Exercise goal
Every record should be copied exactly, except that pictures are to be omitted.

## Begin Records for processing

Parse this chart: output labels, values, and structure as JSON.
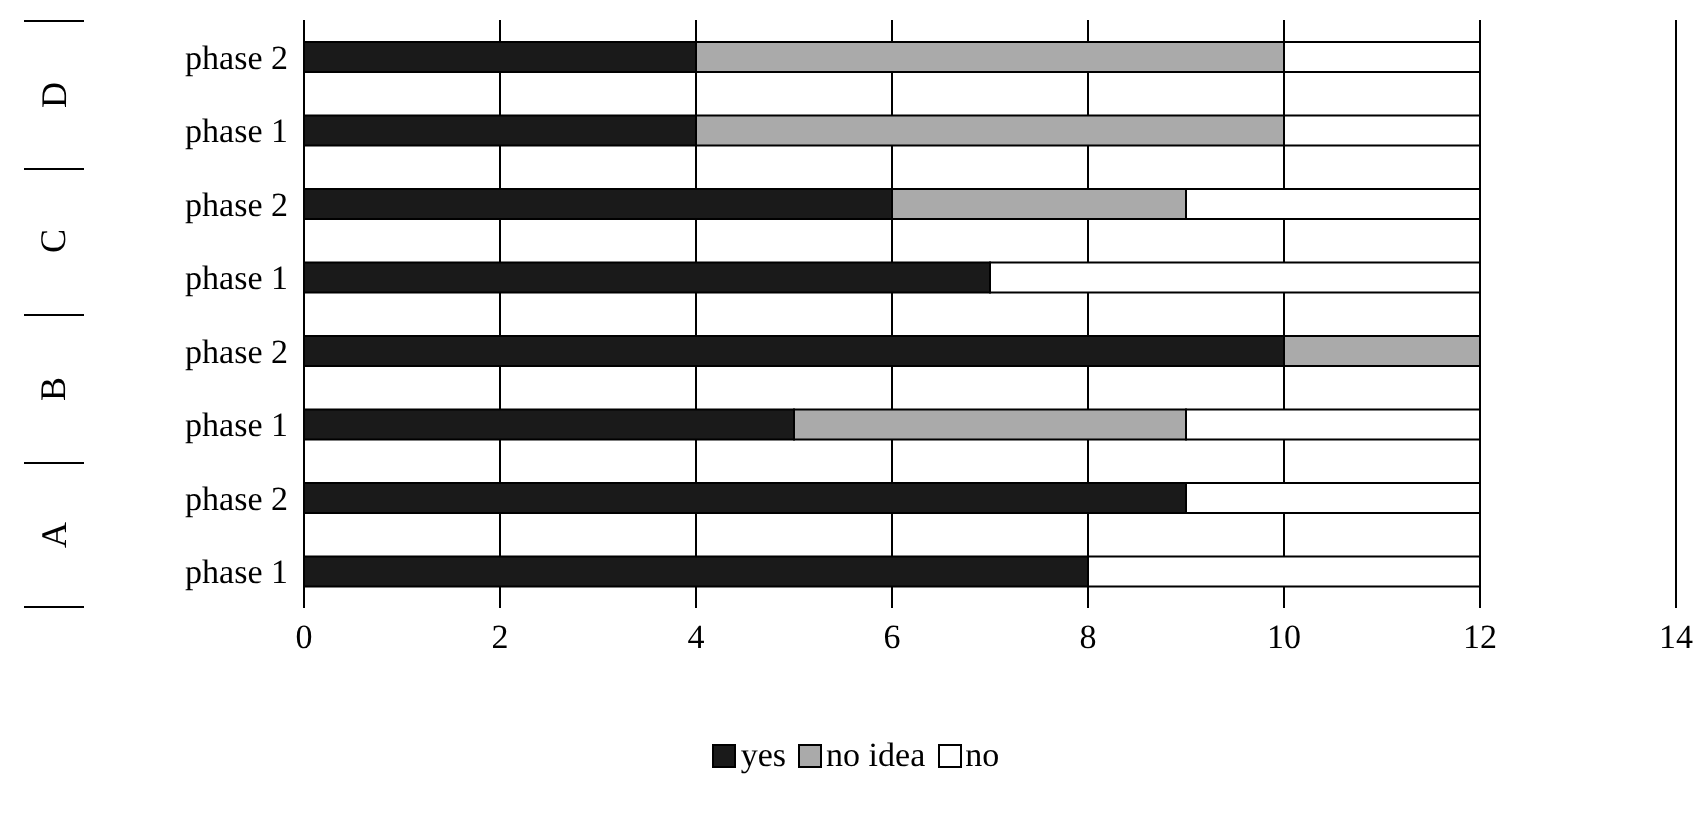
{
  "chart_data": {
    "type": "bar",
    "orientation": "horizontal",
    "stacked": true,
    "categories": [
      "phase 2",
      "phase 1",
      "phase 2",
      "phase 1",
      "phase 2",
      "phase 1",
      "phase 2",
      "phase 1"
    ],
    "series": [
      {
        "name": "yes",
        "color": "#1a1a1a",
        "values": [
          4,
          4,
          6,
          7,
          10,
          5,
          9,
          8
        ]
      },
      {
        "name": "no idea",
        "color": "#aaaaaa",
        "values": [
          6,
          6,
          3,
          0,
          2,
          4,
          0,
          0
        ]
      },
      {
        "name": "no",
        "color": "#ffffff",
        "values": [
          2,
          2,
          3,
          5,
          0,
          3,
          3,
          4
        ]
      }
    ],
    "annotations": [
      "D",
      "C",
      "B",
      "A"
    ],
    "xlim": [
      0,
      14
    ],
    "xticks": [
      0,
      2,
      4,
      6,
      8,
      10,
      12,
      14
    ],
    "grid": "x",
    "legend": "bottom"
  }
}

## End Records for processing

Final result
Parse this chart: output labels, values, and structure as JSON.
{
  "chart_data": {
    "type": "bar",
    "orientation": "horizontal",
    "stacked": true,
    "categories": [
      "phase 2",
      "phase 1",
      "phase 2",
      "phase 1",
      "phase 2",
      "phase 1",
      "phase 2",
      "phase 1"
    ],
    "series": [
      {
        "name": "yes",
        "color": "#1a1a1a",
        "values": [
          4,
          4,
          6,
          7,
          10,
          5,
          9,
          8
        ]
      },
      {
        "name": "no idea",
        "color": "#aaaaaa",
        "values": [
          6,
          6,
          3,
          0,
          2,
          4,
          0,
          0
        ]
      },
      {
        "name": "no",
        "color": "#ffffff",
        "values": [
          2,
          2,
          3,
          5,
          0,
          3,
          3,
          4
        ]
      }
    ],
    "annotations": [
      "D",
      "C",
      "B",
      "A"
    ],
    "xlim": [
      0,
      14
    ],
    "xticks": [
      0,
      2,
      4,
      6,
      8,
      10,
      12,
      14
    ],
    "grid": "x",
    "legend": "bottom"
  }
}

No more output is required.